• DO THIS: Retype the material in full, keeping every word the same.

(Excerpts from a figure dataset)
★ ★ ★ ★

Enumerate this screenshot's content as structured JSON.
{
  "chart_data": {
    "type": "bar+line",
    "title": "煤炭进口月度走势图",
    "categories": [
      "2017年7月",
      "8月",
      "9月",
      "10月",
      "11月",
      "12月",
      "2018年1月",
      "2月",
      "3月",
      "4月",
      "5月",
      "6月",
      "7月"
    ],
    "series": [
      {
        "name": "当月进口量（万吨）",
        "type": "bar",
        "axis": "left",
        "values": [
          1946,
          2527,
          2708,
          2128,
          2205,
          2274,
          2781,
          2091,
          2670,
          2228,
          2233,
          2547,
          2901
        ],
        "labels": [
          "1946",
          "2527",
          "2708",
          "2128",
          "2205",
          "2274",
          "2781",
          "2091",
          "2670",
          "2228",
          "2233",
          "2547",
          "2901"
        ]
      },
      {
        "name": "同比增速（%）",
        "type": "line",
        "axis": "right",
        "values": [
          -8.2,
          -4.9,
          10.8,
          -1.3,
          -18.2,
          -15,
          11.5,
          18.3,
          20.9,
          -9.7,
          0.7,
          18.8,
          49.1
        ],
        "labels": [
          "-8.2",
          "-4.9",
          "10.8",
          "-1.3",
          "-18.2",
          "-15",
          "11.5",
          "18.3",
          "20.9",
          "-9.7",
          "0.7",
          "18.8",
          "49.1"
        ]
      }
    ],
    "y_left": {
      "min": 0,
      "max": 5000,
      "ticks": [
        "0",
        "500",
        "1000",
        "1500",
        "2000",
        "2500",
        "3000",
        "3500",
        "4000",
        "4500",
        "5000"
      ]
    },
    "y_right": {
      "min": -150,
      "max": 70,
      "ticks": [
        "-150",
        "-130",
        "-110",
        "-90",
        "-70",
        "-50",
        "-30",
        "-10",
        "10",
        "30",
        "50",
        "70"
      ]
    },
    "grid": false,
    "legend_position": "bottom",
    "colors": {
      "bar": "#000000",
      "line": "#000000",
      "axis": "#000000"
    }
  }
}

★ ★ ★ ★

• TASK ANSWER:
Enumerate this screenshot's content as structured JSON.
{
  "chart_data": {
    "type": "bar+line",
    "title": "煤炭进口月度走势图",
    "categories": [
      "2017年7月",
      "8月",
      "9月",
      "10月",
      "11月",
      "12月",
      "2018年1月",
      "2月",
      "3月",
      "4月",
      "5月",
      "6月",
      "7月"
    ],
    "series": [
      {
        "name": "当月进口量（万吨）",
        "type": "bar",
        "axis": "left",
        "values": [
          1946,
          2527,
          2708,
          2128,
          2205,
          2274,
          2781,
          2091,
          2670,
          2228,
          2233,
          2547,
          2901
        ],
        "labels": [
          "1946",
          "2527",
          "2708",
          "2128",
          "2205",
          "2274",
          "2781",
          "2091",
          "2670",
          "2228",
          "2233",
          "2547",
          "2901"
        ]
      },
      {
        "name": "同比增速（%）",
        "type": "line",
        "axis": "right",
        "values": [
          -8.2,
          -4.9,
          10.8,
          -1.3,
          -18.2,
          -15,
          11.5,
          18.3,
          20.9,
          -9.7,
          0.7,
          18.8,
          49.1
        ],
        "labels": [
          "-8.2",
          "-4.9",
          "10.8",
          "-1.3",
          "-18.2",
          "-15",
          "11.5",
          "18.3",
          "20.9",
          "-9.7",
          "0.7",
          "18.8",
          "49.1"
        ]
      }
    ],
    "y_left": {
      "min": 0,
      "max": 5000,
      "ticks": [
        "0",
        "500",
        "1000",
        "1500",
        "2000",
        "2500",
        "3000",
        "3500",
        "4000",
        "4500",
        "5000"
      ]
    },
    "y_right": {
      "min": -150,
      "max": 70,
      "ticks": [
        "-150",
        "-130",
        "-110",
        "-90",
        "-70",
        "-50",
        "-30",
        "-10",
        "10",
        "30",
        "50",
        "70"
      ]
    },
    "grid": false,
    "legend_position": "bottom",
    "colors": {
      "bar": "#000000",
      "line": "#000000",
      "axis": "#000000"
    }
  }
}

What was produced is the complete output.